EXERCISE INSTRUCTIONS
Among the entries, which lines carry the string "this"? Copy each of them.

Data entries

--------------------------------------------------

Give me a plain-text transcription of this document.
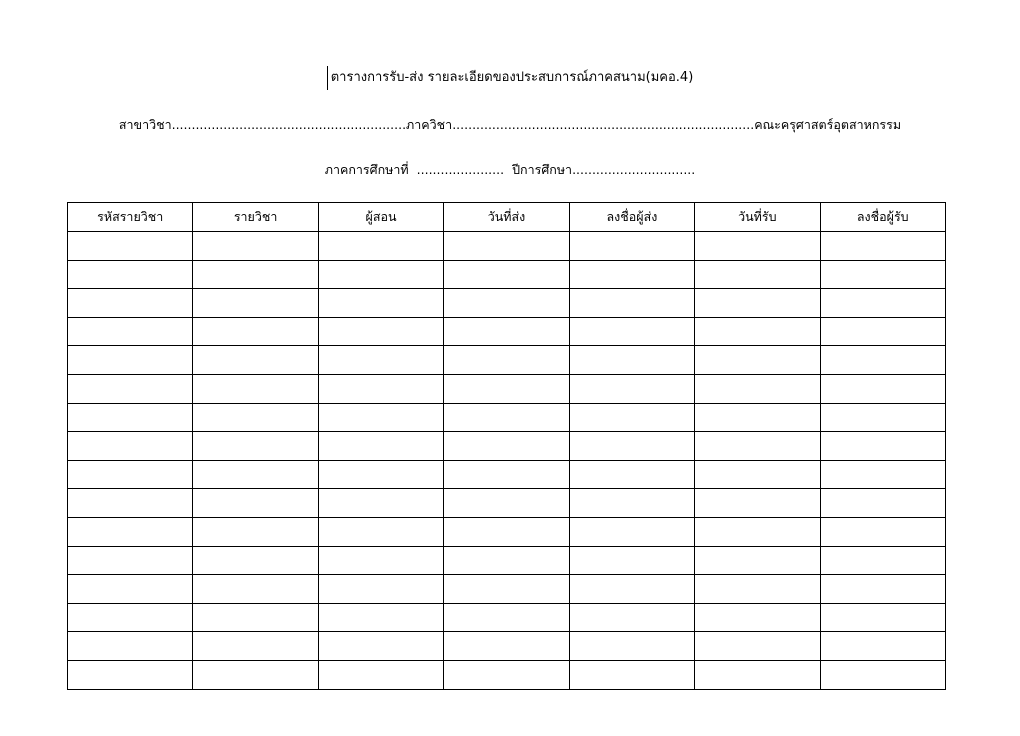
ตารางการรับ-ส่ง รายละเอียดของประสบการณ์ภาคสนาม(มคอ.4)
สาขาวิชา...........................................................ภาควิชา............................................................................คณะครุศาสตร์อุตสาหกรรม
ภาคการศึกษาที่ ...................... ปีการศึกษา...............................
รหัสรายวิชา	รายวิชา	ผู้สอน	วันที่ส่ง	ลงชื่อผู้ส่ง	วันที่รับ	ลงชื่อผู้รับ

--------------------------------------------------

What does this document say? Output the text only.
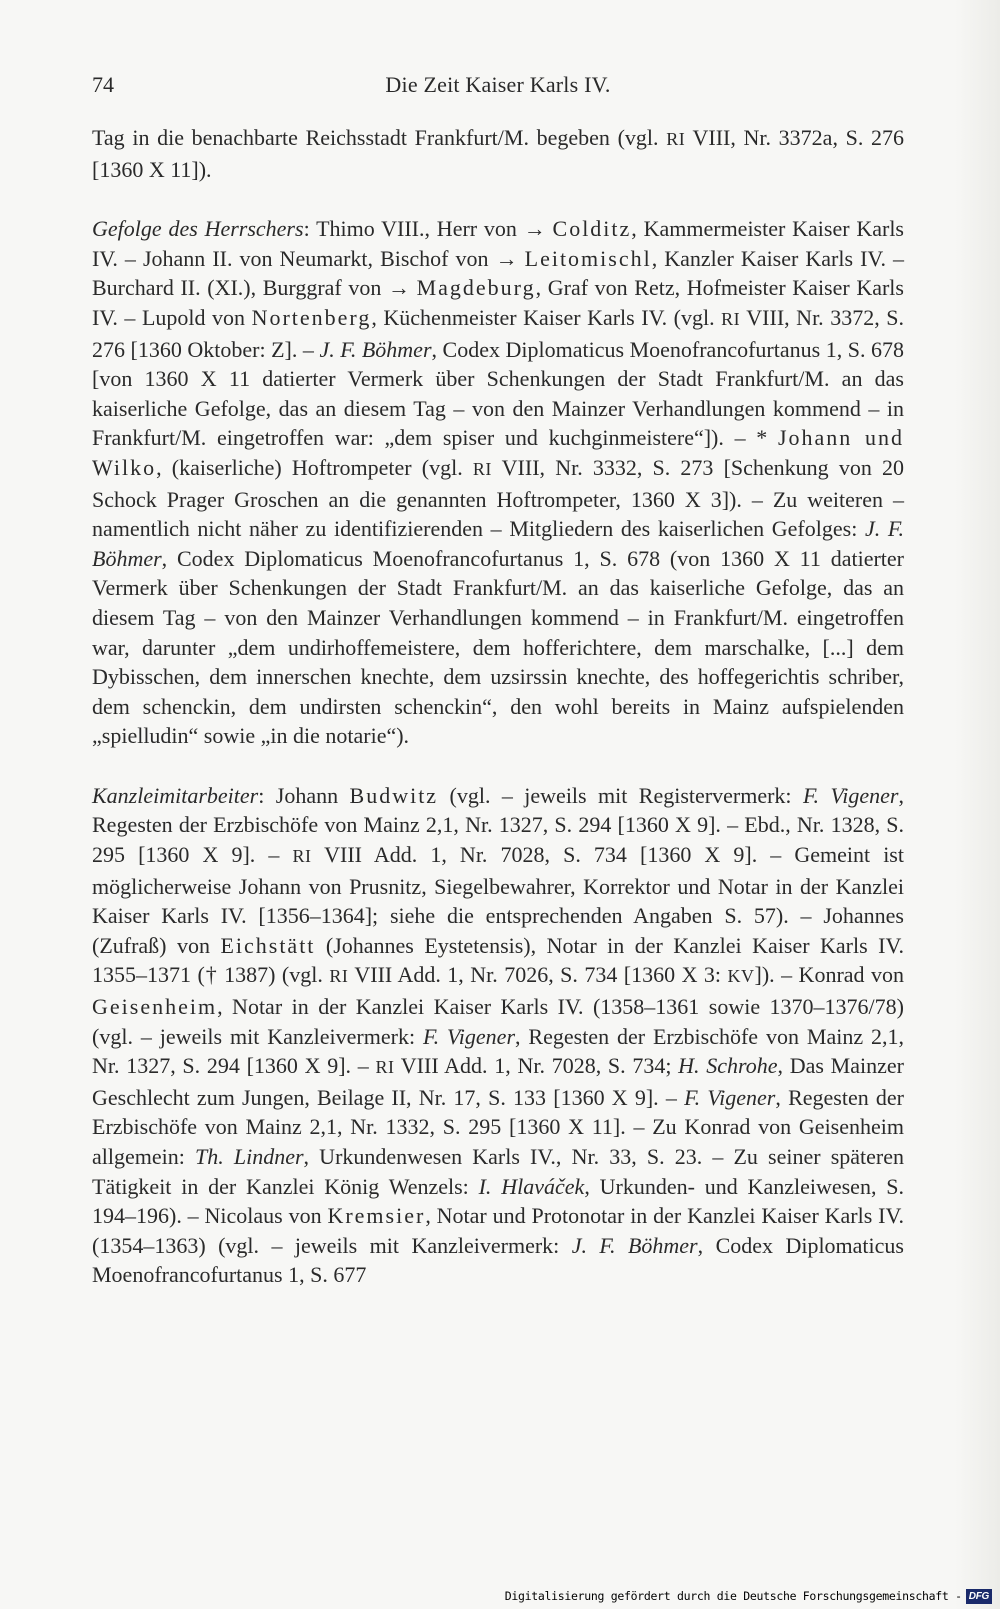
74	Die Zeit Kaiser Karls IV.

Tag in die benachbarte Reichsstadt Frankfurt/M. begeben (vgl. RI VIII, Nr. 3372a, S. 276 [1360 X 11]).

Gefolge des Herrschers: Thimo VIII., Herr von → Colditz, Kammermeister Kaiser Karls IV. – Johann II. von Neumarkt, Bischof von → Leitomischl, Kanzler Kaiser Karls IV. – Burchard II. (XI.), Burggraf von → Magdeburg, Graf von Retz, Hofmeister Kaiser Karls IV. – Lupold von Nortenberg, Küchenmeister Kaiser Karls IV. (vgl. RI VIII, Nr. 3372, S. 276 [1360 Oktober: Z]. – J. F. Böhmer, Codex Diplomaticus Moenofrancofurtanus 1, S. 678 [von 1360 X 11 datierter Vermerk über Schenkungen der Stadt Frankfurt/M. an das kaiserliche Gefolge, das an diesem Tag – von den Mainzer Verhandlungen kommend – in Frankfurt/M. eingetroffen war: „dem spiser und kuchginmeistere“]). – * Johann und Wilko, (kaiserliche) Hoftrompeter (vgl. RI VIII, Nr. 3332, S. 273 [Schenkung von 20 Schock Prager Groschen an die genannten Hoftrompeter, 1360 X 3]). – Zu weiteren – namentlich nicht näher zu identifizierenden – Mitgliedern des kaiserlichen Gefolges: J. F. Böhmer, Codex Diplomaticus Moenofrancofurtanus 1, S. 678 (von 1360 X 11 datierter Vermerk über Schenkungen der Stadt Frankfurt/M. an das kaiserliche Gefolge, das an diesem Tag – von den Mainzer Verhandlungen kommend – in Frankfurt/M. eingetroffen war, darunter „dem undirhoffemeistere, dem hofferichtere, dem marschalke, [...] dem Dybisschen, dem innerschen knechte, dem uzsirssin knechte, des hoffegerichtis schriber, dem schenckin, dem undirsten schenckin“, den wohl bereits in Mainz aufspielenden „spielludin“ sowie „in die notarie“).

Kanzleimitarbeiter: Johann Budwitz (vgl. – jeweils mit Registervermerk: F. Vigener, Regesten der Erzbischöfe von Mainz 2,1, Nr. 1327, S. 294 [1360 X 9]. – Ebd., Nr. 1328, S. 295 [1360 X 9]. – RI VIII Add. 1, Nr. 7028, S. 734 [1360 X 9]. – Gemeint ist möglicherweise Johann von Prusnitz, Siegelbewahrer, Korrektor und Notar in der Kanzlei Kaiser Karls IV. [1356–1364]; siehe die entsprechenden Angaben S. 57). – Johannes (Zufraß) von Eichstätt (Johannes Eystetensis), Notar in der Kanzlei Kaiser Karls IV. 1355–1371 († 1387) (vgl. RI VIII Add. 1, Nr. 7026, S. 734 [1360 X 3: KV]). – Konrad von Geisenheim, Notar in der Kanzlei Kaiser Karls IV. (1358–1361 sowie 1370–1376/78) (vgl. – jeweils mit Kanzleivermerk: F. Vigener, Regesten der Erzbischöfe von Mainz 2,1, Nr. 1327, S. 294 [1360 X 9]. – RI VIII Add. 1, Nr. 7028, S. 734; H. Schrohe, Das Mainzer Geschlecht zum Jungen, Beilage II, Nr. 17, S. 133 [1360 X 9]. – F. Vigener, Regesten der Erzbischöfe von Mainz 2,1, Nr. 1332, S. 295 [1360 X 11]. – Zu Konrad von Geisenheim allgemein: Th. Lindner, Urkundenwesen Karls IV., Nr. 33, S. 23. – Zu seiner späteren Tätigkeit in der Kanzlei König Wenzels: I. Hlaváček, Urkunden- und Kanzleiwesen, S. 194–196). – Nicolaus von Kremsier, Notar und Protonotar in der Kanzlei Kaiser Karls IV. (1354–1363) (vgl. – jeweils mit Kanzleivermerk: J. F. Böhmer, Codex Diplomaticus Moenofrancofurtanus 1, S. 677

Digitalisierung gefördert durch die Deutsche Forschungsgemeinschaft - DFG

--------------------------------------------------

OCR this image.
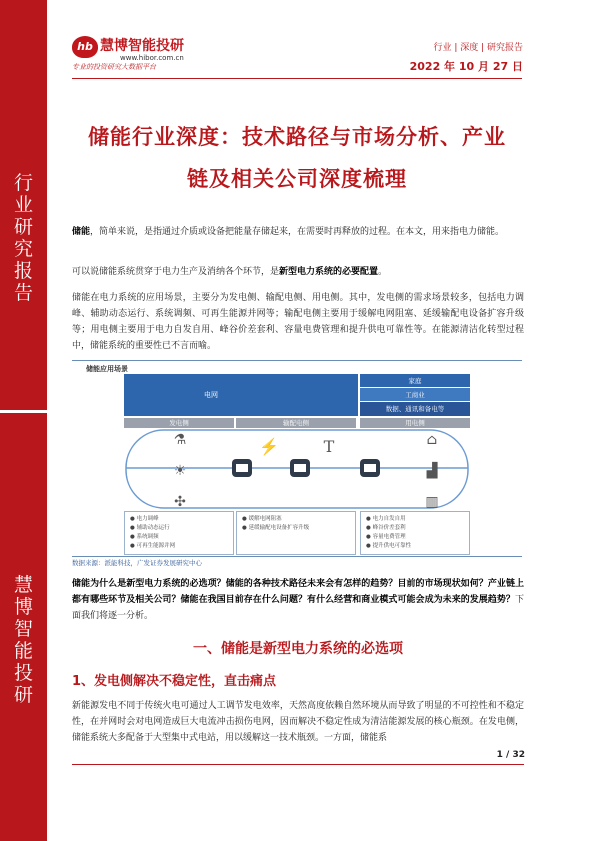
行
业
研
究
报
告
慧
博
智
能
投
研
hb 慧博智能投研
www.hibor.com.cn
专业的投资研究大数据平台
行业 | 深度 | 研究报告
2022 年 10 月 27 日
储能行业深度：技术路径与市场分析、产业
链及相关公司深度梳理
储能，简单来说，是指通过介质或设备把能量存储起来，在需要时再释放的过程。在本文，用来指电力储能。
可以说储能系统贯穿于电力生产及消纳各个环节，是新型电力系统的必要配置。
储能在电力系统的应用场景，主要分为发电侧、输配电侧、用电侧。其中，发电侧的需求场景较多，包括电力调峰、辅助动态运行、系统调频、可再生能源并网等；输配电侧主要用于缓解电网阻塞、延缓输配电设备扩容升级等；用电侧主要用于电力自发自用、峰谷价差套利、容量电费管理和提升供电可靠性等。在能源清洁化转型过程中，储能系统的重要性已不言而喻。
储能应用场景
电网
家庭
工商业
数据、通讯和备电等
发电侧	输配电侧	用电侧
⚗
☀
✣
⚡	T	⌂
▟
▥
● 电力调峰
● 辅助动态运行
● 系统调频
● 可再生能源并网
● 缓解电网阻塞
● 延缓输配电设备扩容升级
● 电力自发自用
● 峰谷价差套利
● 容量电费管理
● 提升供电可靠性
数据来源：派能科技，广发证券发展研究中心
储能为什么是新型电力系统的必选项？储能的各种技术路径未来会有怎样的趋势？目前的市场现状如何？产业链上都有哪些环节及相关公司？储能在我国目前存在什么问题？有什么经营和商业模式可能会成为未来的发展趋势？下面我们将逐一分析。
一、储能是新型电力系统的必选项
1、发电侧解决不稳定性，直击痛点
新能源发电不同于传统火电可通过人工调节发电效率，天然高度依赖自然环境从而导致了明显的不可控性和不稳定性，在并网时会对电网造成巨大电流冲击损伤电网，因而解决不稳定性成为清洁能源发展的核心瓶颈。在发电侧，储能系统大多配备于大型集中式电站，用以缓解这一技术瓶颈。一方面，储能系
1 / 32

--------------------------------------------------

COMPLETE RESPONSE
Give me a plain-text transcription of this document.
What does this document say? Output the text only.
OCR this image.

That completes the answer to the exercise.